(Data items)
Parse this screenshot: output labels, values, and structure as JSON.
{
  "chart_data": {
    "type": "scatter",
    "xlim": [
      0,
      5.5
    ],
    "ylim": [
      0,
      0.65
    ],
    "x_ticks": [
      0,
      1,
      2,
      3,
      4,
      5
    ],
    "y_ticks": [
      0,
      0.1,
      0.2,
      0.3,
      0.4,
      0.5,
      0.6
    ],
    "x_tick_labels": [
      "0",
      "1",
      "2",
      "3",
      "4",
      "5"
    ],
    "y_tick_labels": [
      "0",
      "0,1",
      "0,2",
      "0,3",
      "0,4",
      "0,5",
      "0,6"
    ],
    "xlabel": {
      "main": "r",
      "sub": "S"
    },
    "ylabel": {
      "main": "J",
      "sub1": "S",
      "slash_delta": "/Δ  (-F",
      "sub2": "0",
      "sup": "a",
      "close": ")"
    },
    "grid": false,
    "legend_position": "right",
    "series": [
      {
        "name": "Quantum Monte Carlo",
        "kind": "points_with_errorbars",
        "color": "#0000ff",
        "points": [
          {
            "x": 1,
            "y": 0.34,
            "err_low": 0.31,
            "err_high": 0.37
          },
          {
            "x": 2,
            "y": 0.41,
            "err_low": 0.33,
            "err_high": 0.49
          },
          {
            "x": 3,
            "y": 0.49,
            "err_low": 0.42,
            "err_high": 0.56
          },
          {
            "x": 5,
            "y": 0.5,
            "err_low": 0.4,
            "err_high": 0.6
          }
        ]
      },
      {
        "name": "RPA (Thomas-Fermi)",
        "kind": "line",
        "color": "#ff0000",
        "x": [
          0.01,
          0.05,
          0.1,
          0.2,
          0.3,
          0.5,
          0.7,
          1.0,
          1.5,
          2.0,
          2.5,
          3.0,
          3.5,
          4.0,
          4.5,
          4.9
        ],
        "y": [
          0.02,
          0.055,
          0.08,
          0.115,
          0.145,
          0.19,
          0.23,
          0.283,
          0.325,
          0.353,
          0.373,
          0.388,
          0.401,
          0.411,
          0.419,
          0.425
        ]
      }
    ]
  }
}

> [PROBLEM DESCRIPTION]
Extract all the entries word for word.

> [WRITTEN ANSWER]
Parse this screenshot: output labels, values, and structure as JSON.
{
  "chart_data": {
    "type": "scatter",
    "xlim": [
      0,
      5.5
    ],
    "ylim": [
      0,
      0.65
    ],
    "x_ticks": [
      0,
      1,
      2,
      3,
      4,
      5
    ],
    "y_ticks": [
      0,
      0.1,
      0.2,
      0.3,
      0.4,
      0.5,
      0.6
    ],
    "x_tick_labels": [
      "0",
      "1",
      "2",
      "3",
      "4",
      "5"
    ],
    "y_tick_labels": [
      "0",
      "0,1",
      "0,2",
      "0,3",
      "0,4",
      "0,5",
      "0,6"
    ],
    "xlabel": {
      "main": "r",
      "sub": "S"
    },
    "ylabel": {
      "main": "J",
      "sub1": "S",
      "slash_delta": "/Δ  (-F",
      "sub2": "0",
      "sup": "a",
      "close": ")"
    },
    "grid": false,
    "legend_position": "right",
    "series": [
      {
        "name": "Quantum Monte Carlo",
        "kind": "points_with_errorbars",
        "color": "#0000ff",
        "points": [
          {
            "x": 1,
            "y": 0.34,
            "err_low": 0.31,
            "err_high": 0.37
          },
          {
            "x": 2,
            "y": 0.41,
            "err_low": 0.33,
            "err_high": 0.49
          },
          {
            "x": 3,
            "y": 0.49,
            "err_low": 0.42,
            "err_high": 0.56
          },
          {
            "x": 5,
            "y": 0.5,
            "err_low": 0.4,
            "err_high": 0.6
          }
        ]
      },
      {
        "name": "RPA (Thomas-Fermi)",
        "kind": "line",
        "color": "#ff0000",
        "x": [
          0.01,
          0.05,
          0.1,
          0.2,
          0.3,
          0.5,
          0.7,
          1.0,
          1.5,
          2.0,
          2.5,
          3.0,
          3.5,
          4.0,
          4.5,
          4.9
        ],
        "y": [
          0.02,
          0.055,
          0.08,
          0.115,
          0.145,
          0.19,
          0.23,
          0.283,
          0.325,
          0.353,
          0.373,
          0.388,
          0.401,
          0.411,
          0.419,
          0.425
        ]
      }
    ]
  }
}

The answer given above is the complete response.